What to do: Copy out all of the material, matching it word for word.

Raw records:
╭──
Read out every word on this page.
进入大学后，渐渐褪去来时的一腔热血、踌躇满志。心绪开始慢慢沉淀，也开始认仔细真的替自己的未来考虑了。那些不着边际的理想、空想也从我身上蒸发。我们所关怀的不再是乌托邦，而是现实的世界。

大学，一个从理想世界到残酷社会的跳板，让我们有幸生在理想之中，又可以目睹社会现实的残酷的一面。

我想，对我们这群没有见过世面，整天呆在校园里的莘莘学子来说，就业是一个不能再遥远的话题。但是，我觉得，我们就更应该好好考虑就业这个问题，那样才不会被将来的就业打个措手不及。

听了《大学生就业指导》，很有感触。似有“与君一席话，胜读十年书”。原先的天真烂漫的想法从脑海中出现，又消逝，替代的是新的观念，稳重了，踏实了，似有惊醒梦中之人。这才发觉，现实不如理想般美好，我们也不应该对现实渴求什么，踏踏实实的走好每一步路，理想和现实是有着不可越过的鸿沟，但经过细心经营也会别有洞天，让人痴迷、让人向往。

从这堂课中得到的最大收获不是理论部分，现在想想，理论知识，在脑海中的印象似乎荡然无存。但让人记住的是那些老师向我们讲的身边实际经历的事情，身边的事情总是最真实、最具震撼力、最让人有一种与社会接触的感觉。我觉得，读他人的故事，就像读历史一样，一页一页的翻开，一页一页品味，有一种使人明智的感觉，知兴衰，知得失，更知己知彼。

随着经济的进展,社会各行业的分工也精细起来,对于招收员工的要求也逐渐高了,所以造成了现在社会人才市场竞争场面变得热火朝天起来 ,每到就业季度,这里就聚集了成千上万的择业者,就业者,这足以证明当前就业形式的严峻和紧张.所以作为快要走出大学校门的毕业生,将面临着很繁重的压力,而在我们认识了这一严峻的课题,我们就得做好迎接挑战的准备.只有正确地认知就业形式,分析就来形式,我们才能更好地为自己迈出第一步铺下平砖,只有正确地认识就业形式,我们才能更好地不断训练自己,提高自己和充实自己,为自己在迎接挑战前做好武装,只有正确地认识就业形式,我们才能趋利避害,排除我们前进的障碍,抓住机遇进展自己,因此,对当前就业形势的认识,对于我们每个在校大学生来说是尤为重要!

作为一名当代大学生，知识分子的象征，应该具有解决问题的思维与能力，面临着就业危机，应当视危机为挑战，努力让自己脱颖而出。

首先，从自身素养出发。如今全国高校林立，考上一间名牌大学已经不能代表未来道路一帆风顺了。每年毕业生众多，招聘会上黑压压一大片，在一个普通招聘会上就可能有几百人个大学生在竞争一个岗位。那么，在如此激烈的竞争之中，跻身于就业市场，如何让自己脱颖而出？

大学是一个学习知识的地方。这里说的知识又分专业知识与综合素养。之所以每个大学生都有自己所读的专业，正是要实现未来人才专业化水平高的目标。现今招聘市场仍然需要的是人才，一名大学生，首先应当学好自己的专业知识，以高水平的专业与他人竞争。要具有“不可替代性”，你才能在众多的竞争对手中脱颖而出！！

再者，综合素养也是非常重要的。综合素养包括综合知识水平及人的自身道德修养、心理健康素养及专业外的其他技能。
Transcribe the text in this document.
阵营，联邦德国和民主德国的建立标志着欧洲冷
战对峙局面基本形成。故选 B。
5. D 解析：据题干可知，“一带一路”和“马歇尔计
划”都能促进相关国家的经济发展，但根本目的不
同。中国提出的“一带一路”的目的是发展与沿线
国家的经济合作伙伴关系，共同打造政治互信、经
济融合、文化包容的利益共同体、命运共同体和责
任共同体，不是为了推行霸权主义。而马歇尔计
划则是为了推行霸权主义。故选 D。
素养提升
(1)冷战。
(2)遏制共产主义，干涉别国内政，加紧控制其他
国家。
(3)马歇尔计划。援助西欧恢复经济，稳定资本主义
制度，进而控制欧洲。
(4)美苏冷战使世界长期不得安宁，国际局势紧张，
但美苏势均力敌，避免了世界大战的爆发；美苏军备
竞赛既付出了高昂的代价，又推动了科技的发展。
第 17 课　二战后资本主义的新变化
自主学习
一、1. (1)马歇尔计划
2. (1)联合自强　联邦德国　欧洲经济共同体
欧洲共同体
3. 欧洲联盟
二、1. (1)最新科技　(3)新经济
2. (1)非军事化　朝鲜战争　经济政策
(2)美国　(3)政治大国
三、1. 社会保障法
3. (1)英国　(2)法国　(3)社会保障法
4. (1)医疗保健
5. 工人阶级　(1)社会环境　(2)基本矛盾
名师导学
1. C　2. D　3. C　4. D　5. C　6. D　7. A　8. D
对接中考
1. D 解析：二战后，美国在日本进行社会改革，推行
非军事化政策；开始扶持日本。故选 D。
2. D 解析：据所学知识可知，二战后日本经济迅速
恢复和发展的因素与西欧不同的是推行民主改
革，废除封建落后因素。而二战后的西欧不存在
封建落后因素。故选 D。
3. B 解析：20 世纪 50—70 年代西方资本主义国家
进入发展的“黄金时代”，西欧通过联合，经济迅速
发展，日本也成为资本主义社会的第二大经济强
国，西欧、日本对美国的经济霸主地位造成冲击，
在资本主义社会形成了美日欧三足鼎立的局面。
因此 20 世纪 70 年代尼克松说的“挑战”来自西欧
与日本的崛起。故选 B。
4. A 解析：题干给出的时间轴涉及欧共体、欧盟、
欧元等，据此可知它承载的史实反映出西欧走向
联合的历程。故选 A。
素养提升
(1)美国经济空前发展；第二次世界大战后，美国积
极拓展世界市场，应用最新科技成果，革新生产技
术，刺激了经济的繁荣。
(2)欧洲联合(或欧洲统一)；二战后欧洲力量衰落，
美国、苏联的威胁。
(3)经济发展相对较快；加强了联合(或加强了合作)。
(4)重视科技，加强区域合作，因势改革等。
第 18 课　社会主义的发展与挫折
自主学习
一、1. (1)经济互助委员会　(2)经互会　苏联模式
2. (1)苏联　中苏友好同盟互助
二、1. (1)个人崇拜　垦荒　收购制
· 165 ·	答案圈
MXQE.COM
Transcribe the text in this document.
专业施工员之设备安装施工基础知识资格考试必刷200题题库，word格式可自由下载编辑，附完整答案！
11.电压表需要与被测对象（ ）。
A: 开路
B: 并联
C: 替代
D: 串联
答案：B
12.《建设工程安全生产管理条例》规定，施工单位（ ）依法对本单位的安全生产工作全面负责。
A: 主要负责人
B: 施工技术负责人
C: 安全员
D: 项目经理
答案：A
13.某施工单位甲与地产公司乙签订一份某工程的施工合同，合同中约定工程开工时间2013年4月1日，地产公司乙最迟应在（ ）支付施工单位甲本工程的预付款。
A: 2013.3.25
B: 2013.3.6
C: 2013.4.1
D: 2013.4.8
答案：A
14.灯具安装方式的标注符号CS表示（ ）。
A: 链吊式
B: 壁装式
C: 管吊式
╰──
Completed exercise:
Read out every word on this page.
进入大学后，渐渐褪去来时的一腔热血、踌躇满志。心绪开始慢慢沉淀，也开始认仔细真的替自己的未来考虑了。那些不着边际的理想、空想也从我身上蒸发。我们所关怀的不再是乌托邦，而是现实的世界。

大学，一个从理想世界到残酷社会的跳板，让我们有幸生在理想之中，又可以目睹社会现实的残酷的一面。

我想，对我们这群没有见过世面，整天呆在校园里的莘莘学子来说，就业是一个不能再遥远的话题。但是，我觉得，我们就更应该好好考虑就业这个问题，那样才不会被将来的就业打个措手不及。

听了《大学生就业指导》，很有感触。似有“与君一席话，胜读十年书”。原先的天真烂漫的想法从脑海中出现，又消逝，替代的是新的观念，稳重了，踏实了，似有惊醒梦中之人。这才发觉，现实不如理想般美好，我们也不应该对现实渴求什么，踏踏实实的走好每一步路，理想和现实是有着不可越过的鸿沟，但经过细心经营也会别有洞天，让人痴迷、让人向往。

从这堂课中得到的最大收获不是理论部分，现在想想，理论知识，在脑海中的印象似乎荡然无存。但让人记住的是那些老师向我们讲的身边实际经历的事情，身边的事情总是最真实、最具震撼力、最让人有一种与社会接触的感觉。我觉得，读他人的故事，就像读历史一样，一页一页的翻开，一页一页品味，有一种使人明智的感觉，知兴衰，知得失，更知己知彼。

随着经济的进展,社会各行业的分工也精细起来,对于招收员工的要求也逐渐高了,所以造成了现在社会人才市场竞争场面变得热火朝天起来 ,每到就业季度,这里就聚集了成千上万的择业者,就业者,这足以证明当前就业形式的严峻和紧张.所以作为快要走出大学校门的毕业生,将面临着很繁重的压力,而在我们认识了这一严峻的课题,我们就得做好迎接挑战的准备.只有正确地认知就业形式,分析就来形式,我们才能更好地为自己迈出第一步铺下平砖,只有正确地认识就业形式,我们才能更好地不断训练自己,提高自己和充实自己,为自己在迎接挑战前做好武装,只有正确地认识就业形式,我们才能趋利避害,排除我们前进的障碍,抓住机遇进展自己,因此,对当前就业形势的认识,对于我们每个在校大学生来说是尤为重要!

作为一名当代大学生，知识分子的象征，应该具有解决问题的思维与能力，面临着就业危机，应当视危机为挑战，努力让自己脱颖而出。

首先，从自身素养出发。如今全国高校林立，考上一间名牌大学已经不能代表未来道路一帆风顺了。每年毕业生众多，招聘会上黑压压一大片，在一个普通招聘会上就可能有几百人个大学生在竞争一个岗位。那么，在如此激烈的竞争之中，跻身于就业市场，如何让自己脱颖而出？

大学是一个学习知识的地方。这里说的知识又分专业知识与综合素养。之所以每个大学生都有自己所读的专业，正是要实现未来人才专业化水平高的目标。现今招聘市场仍然需要的是人才，一名大学生，首先应当学好自己的专业知识，以高水平的专业与他人竞争。要具有“不可替代性”，你才能在众多的竞争对手中脱颖而出！！

再者，综合素养也是非常重要的。综合素养包括综合知识水平及人的自身道德修养、心理健康素养及专业外的其他技能。
Transcribe the text in this document.
阵营，联邦德国和民主德国的建立标志着欧洲冷
战对峙局面基本形成。故选 B。
5. D 解析：据题干可知，“一带一路”和“马歇尔计
划”都能促进相关国家的经济发展，但根本目的不
同。中国提出的“一带一路”的目的是发展与沿线
国家的经济合作伙伴关系，共同打造政治互信、经
济融合、文化包容的利益共同体、命运共同体和责
任共同体，不是为了推行霸权主义。而马歇尔计
划则是为了推行霸权主义。故选 D。
素养提升
(1)冷战。
(2)遏制共产主义，干涉别国内政，加紧控制其他
国家。
(3)马歇尔计划。援助西欧恢复经济，稳定资本主义
制度，进而控制欧洲。
(4)美苏冷战使世界长期不得安宁，国际局势紧张，
但美苏势均力敌，避免了世界大战的爆发；美苏军备
竞赛既付出了高昂的代价，又推动了科技的发展。
第 17 课　二战后资本主义的新变化
自主学习
一、1. (1)马歇尔计划
2. (1)联合自强　联邦德国　欧洲经济共同体
欧洲共同体
3. 欧洲联盟
二、1. (1)最新科技　(3)新经济
2. (1)非军事化　朝鲜战争　经济政策
(2)美国　(3)政治大国
三、1. 社会保障法
3. (1)英国　(2)法国　(3)社会保障法
4. (1)医疗保健
5. 工人阶级　(1)社会环境　(2)基本矛盾
名师导学
1. C　2. D　3. C　4. D　5. C　6. D　7. A　8. D
对接中考
1. D 解析：二战后，美国在日本进行社会改革，推行
非军事化政策；开始扶持日本。故选 D。
2. D 解析：据所学知识可知，二战后日本经济迅速
恢复和发展的因素与西欧不同的是推行民主改
革，废除封建落后因素。而二战后的西欧不存在
封建落后因素。故选 D。
3. B 解析：20 世纪 50—70 年代西方资本主义国家
进入发展的“黄金时代”，西欧通过联合，经济迅速
发展，日本也成为资本主义社会的第二大经济强
国，西欧、日本对美国的经济霸主地位造成冲击，
在资本主义社会形成了美日欧三足鼎立的局面。
因此 20 世纪 70 年代尼克松说的“挑战”来自西欧
与日本的崛起。故选 B。
4. A 解析：题干给出的时间轴涉及欧共体、欧盟、
欧元等，据此可知它承载的史实反映出西欧走向
联合的历程。故选 A。
素养提升
(1)美国经济空前发展；第二次世界大战后，美国积
极拓展世界市场，应用最新科技成果，革新生产技
术，刺激了经济的繁荣。
(2)欧洲联合(或欧洲统一)；二战后欧洲力量衰落，
美国、苏联的威胁。
(3)经济发展相对较快；加强了联合(或加强了合作)。
(4)重视科技，加强区域合作，因势改革等。
第 18 课　社会主义的发展与挫折
自主学习
一、1. (1)经济互助委员会　(2)经互会　苏联模式
2. (1)苏联　中苏友好同盟互助
二、1. (1)个人崇拜　垦荒　收购制
· 165 ·	答案圈
MXQE.COM
Transcribe the text in this document.
专业施工员之设备安装施工基础知识资格考试必刷200题题库，word格式可自由下载编辑，附完整答案！
11.电压表需要与被测对象（ ）。
A: 开路
B: 并联
C: 替代
D: 串联
答案：B
12.《建设工程安全生产管理条例》规定，施工单位（ ）依法对本单位的安全生产工作全面负责。
A: 主要负责人
B: 施工技术负责人
C: 安全员
D: 项目经理
答案：A
13.某施工单位甲与地产公司乙签订一份某工程的施工合同，合同中约定工程开工时间2013年4月1日，地产公司乙最迟应在（ ）支付施工单位甲本工程的预付款。
A: 2013.3.25
B: 2013.3.6
C: 2013.4.1
D: 2013.4.8
答案：A
14.灯具安装方式的标注符号CS表示（ ）。
A: 链吊式
B: 壁装式
C: 管吊式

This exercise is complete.